(Data excerpts)
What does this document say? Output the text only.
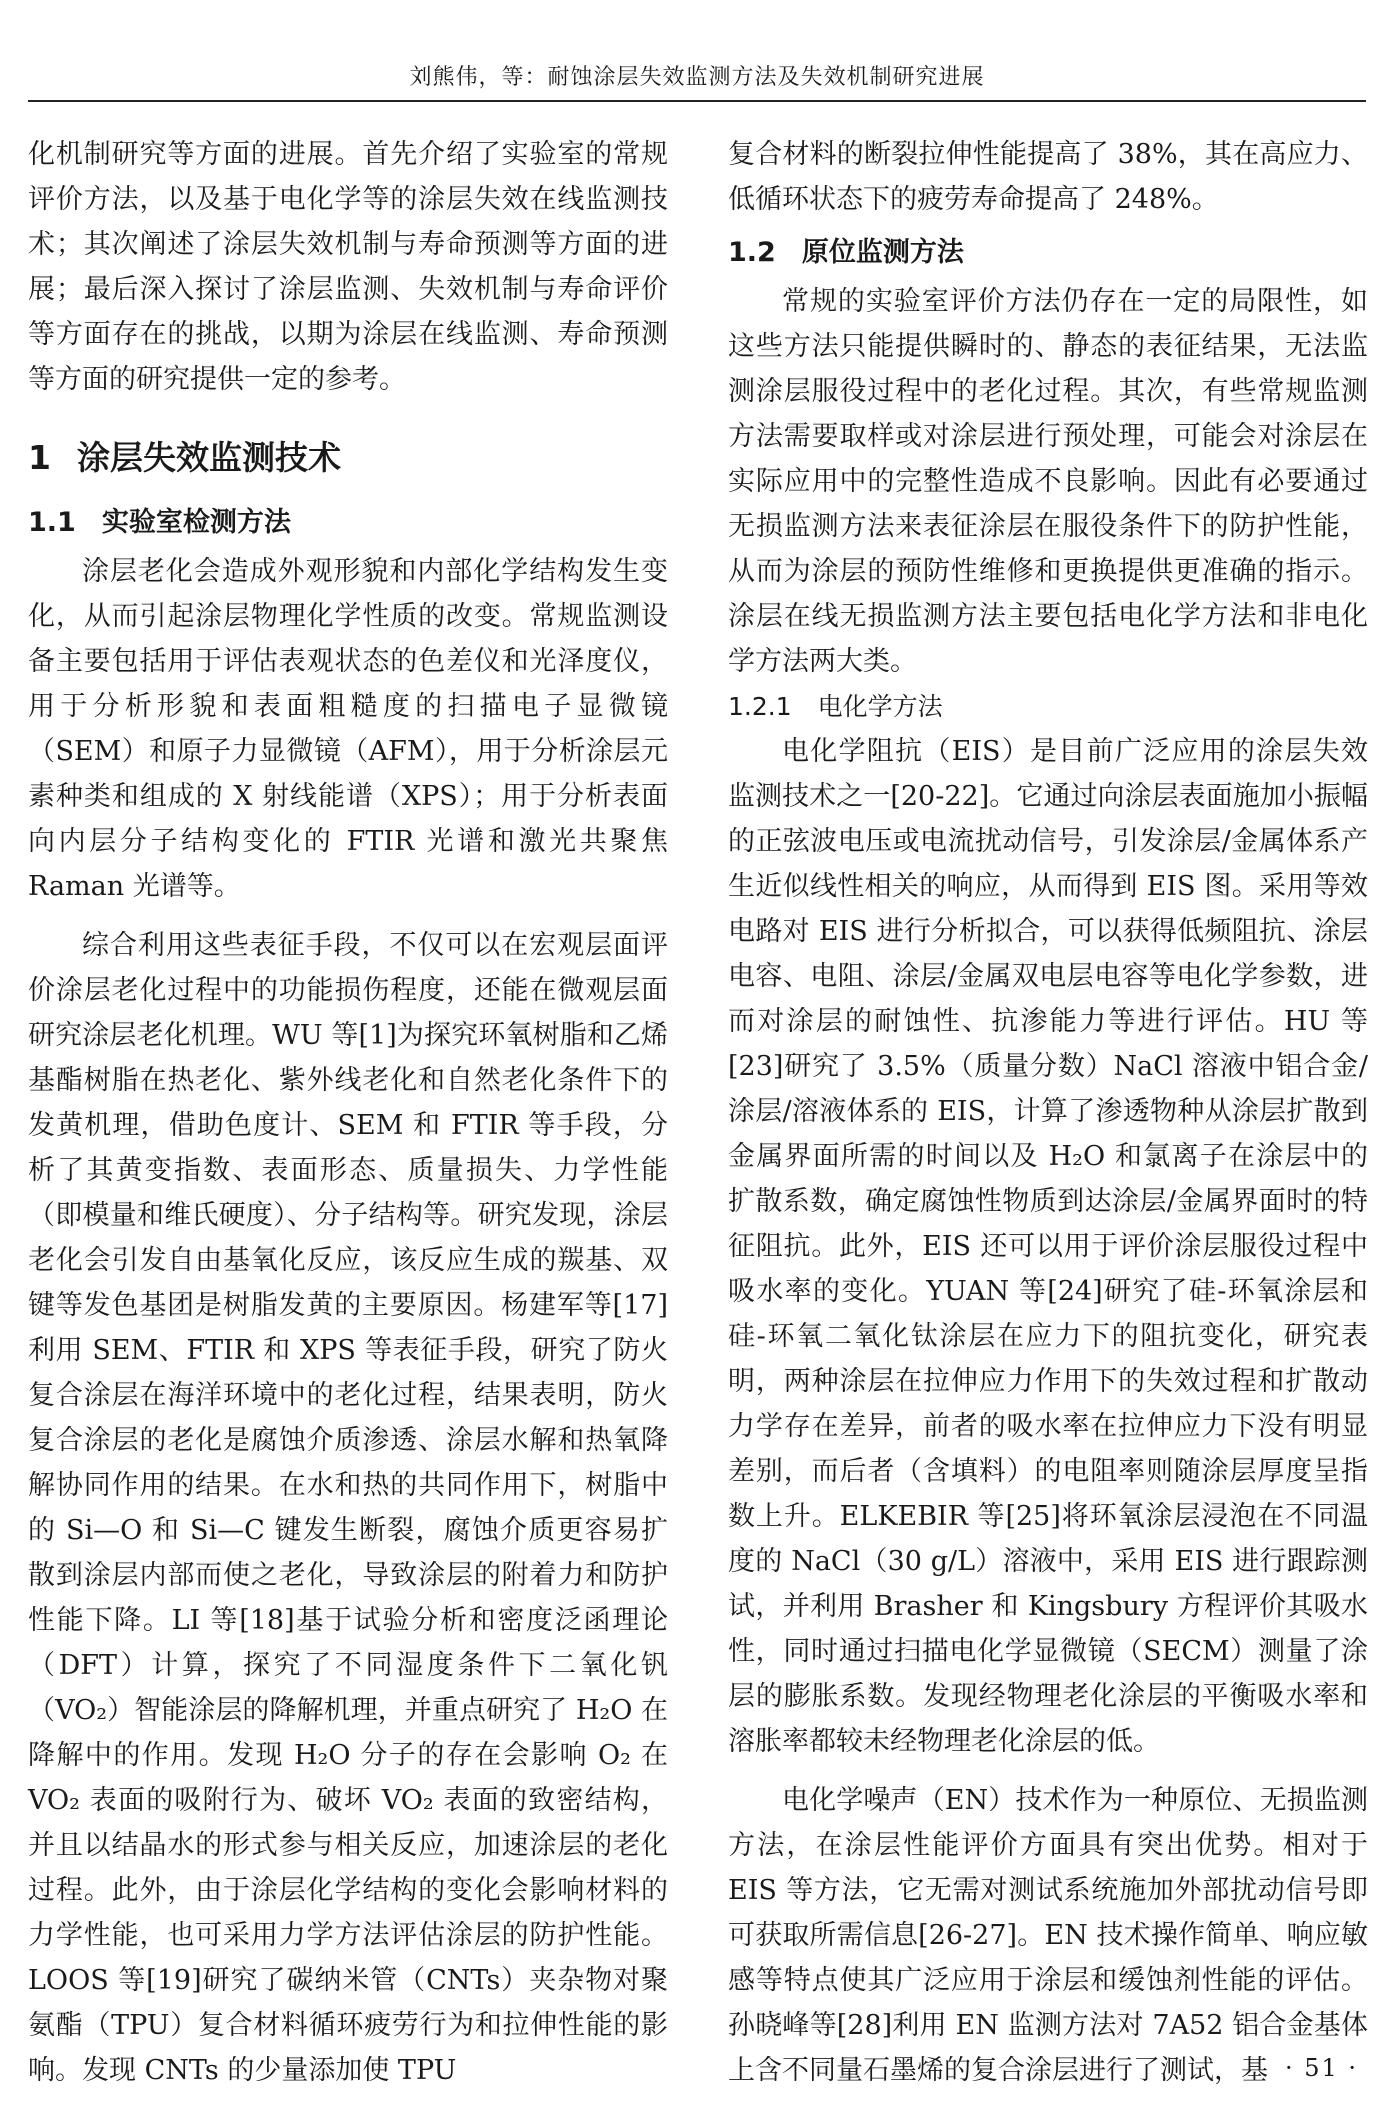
刘熊伟，等：耐蚀涂层失效监测方法及失效机制研究进展

化机制研究等方面的进展。首先介绍了实验室的常规评价方法，以及基于电化学等的涂层失效在线监测技术；其次阐述了涂层失效机制与寿命预测等方面的进展；最后深入探讨了涂层监测、失效机制与寿命评价等方面存在的挑战，以期为涂层在线监测、寿命预测等方面的研究提供一定的参考。

1 涂层失效监测技术
1.1 实验室检测方法

涂层老化会造成外观形貌和内部化学结构发生变化，从而引起涂层物理化学性质的改变。常规监测设备主要包括用于评估表观状态的色差仪和光泽度仪，用于分析形貌和表面粗糙度的扫描电子显微镜（SEM）和原子力显微镜（AFM），用于分析涂层元素种类和组成的 X 射线能谱（XPS）；用于分析表面向内层分子结构变化的 FTIR 光谱和激光共聚焦 Raman 光谱等。

综合利用这些表征手段，不仅可以在宏观层面评价涂层老化过程中的功能损伤程度，还能在微观层面研究涂层老化机理。WU 等[1]为探究环氧树脂和乙烯基酯树脂在热老化、紫外线老化和自然老化条件下的发黄机理，借助色度计、SEM 和 FTIR 等手段，分析了其黄变指数、表面形态、质量损失、力学性能（即模量和维氏硬度）、分子结构等。研究发现，涂层老化会引发自由基氧化反应，该反应生成的羰基、双键等发色基团是树脂发黄的主要原因。杨建军等[17]利用 SEM、FTIR 和 XPS 等表征手段，研究了防火复合涂层在海洋环境中的老化过程，结果表明，防火复合涂层的老化是腐蚀介质渗透、涂层水解和热氧降解协同作用的结果。在水和热的共同作用下，树脂中的 Si—O 和 Si—C 键发生断裂，腐蚀介质更容易扩散到涂层内部而使之老化，导致涂层的附着力和防护性能下降。LI 等[18]基于试验分析和密度泛函理论（DFT）计算，探究了不同湿度条件下二氧化钒（VO₂）智能涂层的降解机理，并重点研究了 H₂O 在降解中的作用。发现 H₂O 分子的存在会影响 O₂ 在 VO₂ 表面的吸附行为、破坏 VO₂ 表面的致密结构，并且以结晶水的形式参与相关反应，加速涂层的老化过程。此外，由于涂层化学结构的变化会影响材料的力学性能，也可采用力学方法评估涂层的防护性能。LOOS 等[19]研究了碳纳米管（CNTs）夹杂物对聚氨酯（TPU）复合材料循环疲劳行为和拉伸性能的影响。发现 CNTs 的少量添加使 TPU

复合材料的断裂拉伸性能提高了 38%，其在高应力、低循环状态下的疲劳寿命提高了 248%。

1.2 原位监测方法

常规的实验室评价方法仍存在一定的局限性，如这些方法只能提供瞬时的、静态的表征结果，无法监测涂层服役过程中的老化过程。其次，有些常规监测方法需要取样或对涂层进行预处理，可能会对涂层在实际应用中的完整性造成不良影响。因此有必要通过无损监测方法来表征涂层在服役条件下的防护性能，从而为涂层的预防性维修和更换提供更准确的指示。涂层在线无损监测方法主要包括电化学方法和非电化学方法两大类。

1.2.1 电化学方法

电化学阻抗（EIS）是目前广泛应用的涂层失效监测技术之一[20-22]。它通过向涂层表面施加小振幅的正弦波电压或电流扰动信号，引发涂层/金属体系产生近似线性相关的响应，从而得到 EIS 图。采用等效电路对 EIS 进行分析拟合，可以获得低频阻抗、涂层电容、电阻、涂层/金属双电层电容等电化学参数，进而对涂层的耐蚀性、抗渗能力等进行评估。HU 等[23]研究了 3.5%（质量分数）NaCl 溶液中铝合金/涂层/溶液体系的 EIS，计算了渗透物种从涂层扩散到金属界面所需的时间以及 H₂O 和氯离子在涂层中的扩散系数，确定腐蚀性物质到达涂层/金属界面时的特征阻抗。此外，EIS 还可以用于评价涂层服役过程中吸水率的变化。YUAN 等[24]研究了硅-环氧涂层和硅-环氧二氧化钛涂层在应力下的阻抗变化，研究表明，两种涂层在拉伸应力作用下的失效过程和扩散动力学存在差异，前者的吸水率在拉伸应力下没有明显差别，而后者（含填料）的电阻率则随涂层厚度呈指数上升。ELKEBIR 等[25]将环氧涂层浸泡在不同温度的 NaCl（30 g/L）溶液中，采用 EIS 进行跟踪测试，并利用 Brasher 和 Kingsbury 方程评价其吸水性，同时通过扫描电化学显微镜（SECM）测量了涂层的膨胀系数。发现经物理老化涂层的平衡吸水率和溶胀率都较未经物理老化涂层的低。

电化学噪声（EN）技术作为一种原位、无损监测方法，在涂层性能评价方面具有突出优势。相对于 EIS 等方法，它无需对测试系统施加外部扰动信号即可获取所需信息[26-27]。EN 技术操作简单、响应敏感等特点使其广泛应用于涂层和缓蚀剂性能的评估。孙晓峰等[28]利用 EN 监测方法对 7A52 铝合金基体上含不同量石墨烯的复合涂层进行了测试，基 · 51 ·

• _Exercise brief_
Copy the records exactly as they appear, excluding images.

• _Correct output_
What does this document say? Output the text only.
刘熊伟，等：耐蚀涂层失效监测方法及失效机制研究进展

化机制研究等方面的进展。首先介绍了实验室的常规评价方法，以及基于电化学等的涂层失效在线监测技术；其次阐述了涂层失效机制与寿命预测等方面的进展；最后深入探讨了涂层监测、失效机制与寿命评价等方面存在的挑战，以期为涂层在线监测、寿命预测等方面的研究提供一定的参考。

1 涂层失效监测技术
1.1 实验室检测方法

涂层老化会造成外观形貌和内部化学结构发生变化，从而引起涂层物理化学性质的改变。常规监测设备主要包括用于评估表观状态的色差仪和光泽度仪，用于分析形貌和表面粗糙度的扫描电子显微镜（SEM）和原子力显微镜（AFM），用于分析涂层元素种类和组成的 X 射线能谱（XPS）；用于分析表面向内层分子结构变化的 FTIR 光谱和激光共聚焦 Raman 光谱等。

综合利用这些表征手段，不仅可以在宏观层面评价涂层老化过程中的功能损伤程度，还能在微观层面研究涂层老化机理。WU 等[1]为探究环氧树脂和乙烯基酯树脂在热老化、紫外线老化和自然老化条件下的发黄机理，借助色度计、SEM 和 FTIR 等手段，分析了其黄变指数、表面形态、质量损失、力学性能（即模量和维氏硬度）、分子结构等。研究发现，涂层老化会引发自由基氧化反应，该反应生成的羰基、双键等发色基团是树脂发黄的主要原因。杨建军等[17]利用 SEM、FTIR 和 XPS 等表征手段，研究了防火复合涂层在海洋环境中的老化过程，结果表明，防火复合涂层的老化是腐蚀介质渗透、涂层水解和热氧降解协同作用的结果。在水和热的共同作用下，树脂中的 Si—O 和 Si—C 键发生断裂，腐蚀介质更容易扩散到涂层内部而使之老化，导致涂层的附着力和防护性能下降。LI 等[18]基于试验分析和密度泛函理论（DFT）计算，探究了不同湿度条件下二氧化钒（VO₂）智能涂层的降解机理，并重点研究了 H₂O 在降解中的作用。发现 H₂O 分子的存在会影响 O₂ 在 VO₂ 表面的吸附行为、破坏 VO₂ 表面的致密结构，并且以结晶水的形式参与相关反应，加速涂层的老化过程。此外，由于涂层化学结构的变化会影响材料的力学性能，也可采用力学方法评估涂层的防护性能。LOOS 等[19]研究了碳纳米管（CNTs）夹杂物对聚氨酯（TPU）复合材料循环疲劳行为和拉伸性能的影响。发现 CNTs 的少量添加使 TPU

复合材料的断裂拉伸性能提高了 38%，其在高应力、低循环状态下的疲劳寿命提高了 248%。

1.2 原位监测方法

常规的实验室评价方法仍存在一定的局限性，如这些方法只能提供瞬时的、静态的表征结果，无法监测涂层服役过程中的老化过程。其次，有些常规监测方法需要取样或对涂层进行预处理，可能会对涂层在实际应用中的完整性造成不良影响。因此有必要通过无损监测方法来表征涂层在服役条件下的防护性能，从而为涂层的预防性维修和更换提供更准确的指示。涂层在线无损监测方法主要包括电化学方法和非电化学方法两大类。

1.2.1 电化学方法

电化学阻抗（EIS）是目前广泛应用的涂层失效监测技术之一[20-22]。它通过向涂层表面施加小振幅的正弦波电压或电流扰动信号，引发涂层/金属体系产生近似线性相关的响应，从而得到 EIS 图。采用等效电路对 EIS 进行分析拟合，可以获得低频阻抗、涂层电容、电阻、涂层/金属双电层电容等电化学参数，进而对涂层的耐蚀性、抗渗能力等进行评估。HU 等[23]研究了 3.5%（质量分数）NaCl 溶液中铝合金/涂层/溶液体系的 EIS，计算了渗透物种从涂层扩散到金属界面所需的时间以及 H₂O 和氯离子在涂层中的扩散系数，确定腐蚀性物质到达涂层/金属界面时的特征阻抗。此外，EIS 还可以用于评价涂层服役过程中吸水率的变化。YUAN 等[24]研究了硅-环氧涂层和硅-环氧二氧化钛涂层在应力下的阻抗变化，研究表明，两种涂层在拉伸应力作用下的失效过程和扩散动力学存在差异，前者的吸水率在拉伸应力下没有明显差别，而后者（含填料）的电阻率则随涂层厚度呈指数上升。ELKEBIR 等[25]将环氧涂层浸泡在不同温度的 NaCl（30 g/L）溶液中，采用 EIS 进行跟踪测试，并利用 Brasher 和 Kingsbury 方程评价其吸水性，同时通过扫描电化学显微镜（SECM）测量了涂层的膨胀系数。发现经物理老化涂层的平衡吸水率和溶胀率都较未经物理老化涂层的低。

电化学噪声（EN）技术作为一种原位、无损监测方法，在涂层性能评价方面具有突出优势。相对于 EIS 等方法，它无需对测试系统施加外部扰动信号即可获取所需信息[26-27]。EN 技术操作简单、响应敏感等特点使其广泛应用于涂层和缓蚀剂性能的评估。孙晓峰等[28]利用 EN 监测方法对 7A52 铝合金基体上含不同量石墨烯的复合涂层进行了测试，基 · 51 ·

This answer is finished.